Check each line below for the word "Documents", and copy those that have it.
+++ Exercise inputs +++
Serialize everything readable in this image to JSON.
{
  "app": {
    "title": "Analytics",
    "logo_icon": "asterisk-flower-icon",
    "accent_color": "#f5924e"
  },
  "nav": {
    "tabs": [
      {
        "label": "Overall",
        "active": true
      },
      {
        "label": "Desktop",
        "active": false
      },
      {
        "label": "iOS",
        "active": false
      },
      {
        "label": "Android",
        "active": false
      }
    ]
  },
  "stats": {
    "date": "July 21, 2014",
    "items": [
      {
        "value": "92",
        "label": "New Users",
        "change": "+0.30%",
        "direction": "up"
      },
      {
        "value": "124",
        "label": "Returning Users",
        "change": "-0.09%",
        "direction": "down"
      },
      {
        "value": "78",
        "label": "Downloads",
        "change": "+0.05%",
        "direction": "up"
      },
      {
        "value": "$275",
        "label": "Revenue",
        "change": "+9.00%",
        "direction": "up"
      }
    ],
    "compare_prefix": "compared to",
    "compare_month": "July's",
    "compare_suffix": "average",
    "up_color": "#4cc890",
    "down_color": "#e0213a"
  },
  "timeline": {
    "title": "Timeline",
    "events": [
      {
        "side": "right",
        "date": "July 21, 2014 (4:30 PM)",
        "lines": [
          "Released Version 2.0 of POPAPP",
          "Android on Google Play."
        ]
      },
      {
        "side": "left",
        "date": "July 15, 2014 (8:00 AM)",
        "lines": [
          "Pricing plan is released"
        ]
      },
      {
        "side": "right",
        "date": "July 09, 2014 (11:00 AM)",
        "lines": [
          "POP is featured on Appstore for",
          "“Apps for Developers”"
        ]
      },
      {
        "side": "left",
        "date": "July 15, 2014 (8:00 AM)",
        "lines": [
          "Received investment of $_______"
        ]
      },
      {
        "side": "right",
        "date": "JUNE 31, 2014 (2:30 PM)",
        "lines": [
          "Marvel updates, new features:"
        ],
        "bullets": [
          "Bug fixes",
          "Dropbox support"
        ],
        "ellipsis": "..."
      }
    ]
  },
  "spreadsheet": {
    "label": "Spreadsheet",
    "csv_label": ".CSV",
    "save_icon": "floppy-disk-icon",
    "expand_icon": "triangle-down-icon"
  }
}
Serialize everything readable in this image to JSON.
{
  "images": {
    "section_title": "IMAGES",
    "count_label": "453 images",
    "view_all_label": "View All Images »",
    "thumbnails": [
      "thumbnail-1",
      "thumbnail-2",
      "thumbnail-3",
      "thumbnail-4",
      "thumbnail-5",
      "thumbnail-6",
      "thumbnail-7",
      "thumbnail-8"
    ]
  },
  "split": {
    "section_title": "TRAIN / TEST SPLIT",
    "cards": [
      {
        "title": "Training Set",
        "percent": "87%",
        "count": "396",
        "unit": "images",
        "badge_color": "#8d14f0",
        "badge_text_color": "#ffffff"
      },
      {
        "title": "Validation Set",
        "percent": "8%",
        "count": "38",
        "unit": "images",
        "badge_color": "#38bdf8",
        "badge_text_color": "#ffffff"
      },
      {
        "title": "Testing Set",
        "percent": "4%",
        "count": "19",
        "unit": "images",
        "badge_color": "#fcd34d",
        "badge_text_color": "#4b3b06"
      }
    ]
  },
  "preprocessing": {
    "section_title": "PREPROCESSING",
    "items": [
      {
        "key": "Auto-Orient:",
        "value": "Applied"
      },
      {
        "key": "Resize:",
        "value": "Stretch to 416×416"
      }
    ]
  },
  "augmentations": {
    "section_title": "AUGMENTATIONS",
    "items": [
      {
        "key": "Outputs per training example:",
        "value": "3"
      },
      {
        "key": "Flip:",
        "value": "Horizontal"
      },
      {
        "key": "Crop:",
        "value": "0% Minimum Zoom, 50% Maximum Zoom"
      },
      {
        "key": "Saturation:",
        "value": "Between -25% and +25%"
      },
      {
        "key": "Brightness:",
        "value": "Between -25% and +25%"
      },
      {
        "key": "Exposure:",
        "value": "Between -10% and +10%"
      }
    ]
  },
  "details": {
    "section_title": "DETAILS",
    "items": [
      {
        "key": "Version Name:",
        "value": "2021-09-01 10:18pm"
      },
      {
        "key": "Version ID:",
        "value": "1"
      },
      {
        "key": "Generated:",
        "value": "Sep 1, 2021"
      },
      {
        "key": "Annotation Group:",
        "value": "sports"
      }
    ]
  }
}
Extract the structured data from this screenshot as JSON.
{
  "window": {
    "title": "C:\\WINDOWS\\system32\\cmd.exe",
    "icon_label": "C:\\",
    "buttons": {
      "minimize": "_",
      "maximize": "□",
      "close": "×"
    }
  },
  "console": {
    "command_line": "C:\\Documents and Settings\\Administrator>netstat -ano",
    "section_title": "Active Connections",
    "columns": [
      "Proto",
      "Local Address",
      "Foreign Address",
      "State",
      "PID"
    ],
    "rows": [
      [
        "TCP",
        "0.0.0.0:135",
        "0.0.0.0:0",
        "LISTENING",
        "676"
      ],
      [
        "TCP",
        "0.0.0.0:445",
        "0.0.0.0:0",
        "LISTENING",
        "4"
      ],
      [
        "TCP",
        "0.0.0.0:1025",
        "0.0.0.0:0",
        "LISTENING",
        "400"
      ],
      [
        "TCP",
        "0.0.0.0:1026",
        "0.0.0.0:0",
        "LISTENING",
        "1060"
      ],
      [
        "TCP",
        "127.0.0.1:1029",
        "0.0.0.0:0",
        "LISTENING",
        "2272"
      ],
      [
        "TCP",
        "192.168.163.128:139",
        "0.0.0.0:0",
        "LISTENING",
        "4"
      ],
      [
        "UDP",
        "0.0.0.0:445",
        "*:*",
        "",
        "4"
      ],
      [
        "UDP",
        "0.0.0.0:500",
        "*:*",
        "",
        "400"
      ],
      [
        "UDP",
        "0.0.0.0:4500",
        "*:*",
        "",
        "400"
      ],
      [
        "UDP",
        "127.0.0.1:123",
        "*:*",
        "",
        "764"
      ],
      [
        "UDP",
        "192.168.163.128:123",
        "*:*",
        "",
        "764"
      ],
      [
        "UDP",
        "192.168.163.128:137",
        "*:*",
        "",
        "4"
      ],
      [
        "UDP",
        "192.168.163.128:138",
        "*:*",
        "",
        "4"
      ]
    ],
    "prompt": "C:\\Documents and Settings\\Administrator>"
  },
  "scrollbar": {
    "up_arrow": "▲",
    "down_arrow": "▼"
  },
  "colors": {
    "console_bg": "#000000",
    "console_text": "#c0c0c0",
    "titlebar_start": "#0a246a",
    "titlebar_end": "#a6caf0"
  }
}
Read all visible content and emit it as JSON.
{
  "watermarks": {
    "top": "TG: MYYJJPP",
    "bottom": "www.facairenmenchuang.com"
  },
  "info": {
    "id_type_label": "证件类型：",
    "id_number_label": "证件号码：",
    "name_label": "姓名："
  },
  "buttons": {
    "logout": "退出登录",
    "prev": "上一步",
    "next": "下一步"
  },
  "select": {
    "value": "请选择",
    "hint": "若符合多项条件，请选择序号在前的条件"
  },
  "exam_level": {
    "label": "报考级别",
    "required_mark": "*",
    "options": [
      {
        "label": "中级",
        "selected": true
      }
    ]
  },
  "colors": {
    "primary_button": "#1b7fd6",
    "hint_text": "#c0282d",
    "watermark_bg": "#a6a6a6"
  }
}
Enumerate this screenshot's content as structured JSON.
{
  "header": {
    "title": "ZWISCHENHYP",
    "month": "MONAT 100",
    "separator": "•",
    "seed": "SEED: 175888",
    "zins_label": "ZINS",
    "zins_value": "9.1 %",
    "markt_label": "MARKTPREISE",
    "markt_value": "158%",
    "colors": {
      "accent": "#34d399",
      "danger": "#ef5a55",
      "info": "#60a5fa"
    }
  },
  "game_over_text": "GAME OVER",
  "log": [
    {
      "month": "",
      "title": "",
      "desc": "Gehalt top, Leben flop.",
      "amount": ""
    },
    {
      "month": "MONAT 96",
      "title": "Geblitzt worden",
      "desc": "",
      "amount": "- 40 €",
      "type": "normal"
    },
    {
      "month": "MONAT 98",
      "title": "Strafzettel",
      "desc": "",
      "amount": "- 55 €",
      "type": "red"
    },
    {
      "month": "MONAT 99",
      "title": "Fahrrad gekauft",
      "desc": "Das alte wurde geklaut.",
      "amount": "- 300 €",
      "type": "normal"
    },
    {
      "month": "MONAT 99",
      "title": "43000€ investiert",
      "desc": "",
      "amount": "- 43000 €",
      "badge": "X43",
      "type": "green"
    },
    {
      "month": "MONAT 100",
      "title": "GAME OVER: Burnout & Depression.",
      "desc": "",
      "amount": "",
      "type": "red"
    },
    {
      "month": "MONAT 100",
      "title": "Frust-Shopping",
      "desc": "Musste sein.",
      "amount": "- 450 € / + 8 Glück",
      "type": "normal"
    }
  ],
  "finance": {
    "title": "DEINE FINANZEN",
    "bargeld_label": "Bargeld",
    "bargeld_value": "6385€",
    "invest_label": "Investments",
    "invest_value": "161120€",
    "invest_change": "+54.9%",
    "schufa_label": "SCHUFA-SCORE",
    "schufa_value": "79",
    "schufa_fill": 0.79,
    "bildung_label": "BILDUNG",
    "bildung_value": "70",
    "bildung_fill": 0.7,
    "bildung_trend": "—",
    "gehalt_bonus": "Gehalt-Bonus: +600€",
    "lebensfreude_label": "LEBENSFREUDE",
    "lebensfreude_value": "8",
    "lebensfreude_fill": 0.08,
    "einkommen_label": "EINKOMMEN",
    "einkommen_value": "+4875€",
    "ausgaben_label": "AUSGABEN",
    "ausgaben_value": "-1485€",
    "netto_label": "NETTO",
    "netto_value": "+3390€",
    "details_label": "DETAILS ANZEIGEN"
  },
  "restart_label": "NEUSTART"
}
+++
Written solution:
    "command_line": "C:\\Documents and Settings\\Administrator>netstat -ano",
    "prompt": "C:\\Documents and Settings\\Administrator>"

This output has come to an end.